▸ Exercise details
Extract the complete listing and repeat it word for word.

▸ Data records
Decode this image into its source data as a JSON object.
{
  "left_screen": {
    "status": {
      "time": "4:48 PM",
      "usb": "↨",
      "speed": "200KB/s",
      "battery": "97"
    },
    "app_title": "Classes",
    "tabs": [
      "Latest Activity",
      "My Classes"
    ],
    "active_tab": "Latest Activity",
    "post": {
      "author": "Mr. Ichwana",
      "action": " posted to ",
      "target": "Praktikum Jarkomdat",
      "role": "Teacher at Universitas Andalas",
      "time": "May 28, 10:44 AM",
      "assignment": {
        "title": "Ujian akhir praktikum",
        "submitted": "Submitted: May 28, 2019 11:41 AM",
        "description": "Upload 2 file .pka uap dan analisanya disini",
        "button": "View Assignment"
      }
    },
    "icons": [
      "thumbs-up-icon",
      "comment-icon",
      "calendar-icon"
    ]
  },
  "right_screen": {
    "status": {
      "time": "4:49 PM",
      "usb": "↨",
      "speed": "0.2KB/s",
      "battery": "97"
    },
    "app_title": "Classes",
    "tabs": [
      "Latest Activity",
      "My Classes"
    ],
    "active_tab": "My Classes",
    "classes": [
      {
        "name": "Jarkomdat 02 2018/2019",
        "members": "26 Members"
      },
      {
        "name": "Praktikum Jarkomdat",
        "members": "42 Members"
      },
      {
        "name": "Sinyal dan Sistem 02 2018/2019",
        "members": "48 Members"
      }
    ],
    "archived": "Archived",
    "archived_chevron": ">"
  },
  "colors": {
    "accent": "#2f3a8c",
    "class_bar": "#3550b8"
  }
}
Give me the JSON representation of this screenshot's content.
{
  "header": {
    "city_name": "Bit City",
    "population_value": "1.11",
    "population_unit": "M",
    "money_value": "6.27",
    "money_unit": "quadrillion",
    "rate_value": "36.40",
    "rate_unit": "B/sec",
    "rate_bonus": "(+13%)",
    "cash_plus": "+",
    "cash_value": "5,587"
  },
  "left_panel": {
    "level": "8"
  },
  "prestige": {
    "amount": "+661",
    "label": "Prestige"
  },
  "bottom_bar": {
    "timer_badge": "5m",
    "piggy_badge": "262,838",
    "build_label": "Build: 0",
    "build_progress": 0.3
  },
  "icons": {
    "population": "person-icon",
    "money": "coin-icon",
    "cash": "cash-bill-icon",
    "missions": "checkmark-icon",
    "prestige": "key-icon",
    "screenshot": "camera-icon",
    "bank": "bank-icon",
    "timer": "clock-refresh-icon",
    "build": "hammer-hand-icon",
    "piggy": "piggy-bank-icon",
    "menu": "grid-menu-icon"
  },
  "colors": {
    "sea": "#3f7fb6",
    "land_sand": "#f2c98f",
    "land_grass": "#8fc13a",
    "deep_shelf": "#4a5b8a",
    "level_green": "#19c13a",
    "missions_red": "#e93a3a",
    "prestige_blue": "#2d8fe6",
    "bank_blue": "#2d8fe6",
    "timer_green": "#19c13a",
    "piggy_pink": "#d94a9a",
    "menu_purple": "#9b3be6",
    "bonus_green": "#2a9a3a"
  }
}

▸ Output below
Decode this image into its source data as a JSON object.
{
  "left_screen": {
    "status": {
      "time": "4:48 PM",
      "usb": "↨",
      "speed": "200KB/s",
      "battery": "97"
    },
    "app_title": "Classes",
    "tabs": [
      "Latest Activity",
      "My Classes"
    ],
    "active_tab": "Latest Activity",
    "post": {
      "author": "Mr. Ichwana",
      "action": " posted to ",
      "target": "Praktikum Jarkomdat",
      "role": "Teacher at Universitas Andalas",
      "time": "May 28, 10:44 AM",
      "assignment": {
        "title": "Ujian akhir praktikum",
        "submitted": "Submitted: May 28, 2019 11:41 AM",
        "description": "Upload 2 file .pka uap dan analisanya disini",
        "button": "View Assignment"
      }
    },
    "icons": [
      "thumbs-up-icon",
      "comment-icon",
      "calendar-icon"
    ]
  },
  "right_screen": {
    "status": {
      "time": "4:49 PM",
      "usb": "↨",
      "speed": "0.2KB/s",
      "battery": "97"
    },
    "app_title": "Classes",
    "tabs": [
      "Latest Activity",
      "My Classes"
    ],
    "active_tab": "My Classes",
    "classes": [
      {
        "name": "Jarkomdat 02 2018/2019",
        "members": "26 Members"
      },
      {
        "name": "Praktikum Jarkomdat",
        "members": "42 Members"
      },
      {
        "name": "Sinyal dan Sistem 02 2018/2019",
        "members": "48 Members"
      }
    ],
    "archived": "Archived",
    "archived_chevron": ">"
  },
  "colors": {
    "accent": "#2f3a8c",
    "class_bar": "#3550b8"
  }
}
Give me the JSON representation of this screenshot's content.
{
  "header": {
    "city_name": "Bit City",
    "population_value": "1.11",
    "population_unit": "M",
    "money_value": "6.27",
    "money_unit": "quadrillion",
    "rate_value": "36.40",
    "rate_unit": "B/sec",
    "rate_bonus": "(+13%)",
    "cash_plus": "+",
    "cash_value": "5,587"
  },
  "left_panel": {
    "level": "8"
  },
  "prestige": {
    "amount": "+661",
    "label": "Prestige"
  },
  "bottom_bar": {
    "timer_badge": "5m",
    "piggy_badge": "262,838",
    "build_label": "Build: 0",
    "build_progress": 0.3
  },
  "icons": {
    "population": "person-icon",
    "money": "coin-icon",
    "cash": "cash-bill-icon",
    "missions": "checkmark-icon",
    "prestige": "key-icon",
    "screenshot": "camera-icon",
    "bank": "bank-icon",
    "timer": "clock-refresh-icon",
    "build": "hammer-hand-icon",
    "piggy": "piggy-bank-icon",
    "menu": "grid-menu-icon"
  },
  "colors": {
    "sea": "#3f7fb6",
    "land_sand": "#f2c98f",
    "land_grass": "#8fc13a",
    "deep_shelf": "#4a5b8a",
    "level_green": "#19c13a",
    "missions_red": "#e93a3a",
    "prestige_blue": "#2d8fe6",
    "bank_blue": "#2d8fe6",
    "timer_green": "#19c13a",
    "piggy_pink": "#d94a9a",
    "menu_purple": "#9b3be6",
    "bonus_green": "#2a9a3a"
  }
}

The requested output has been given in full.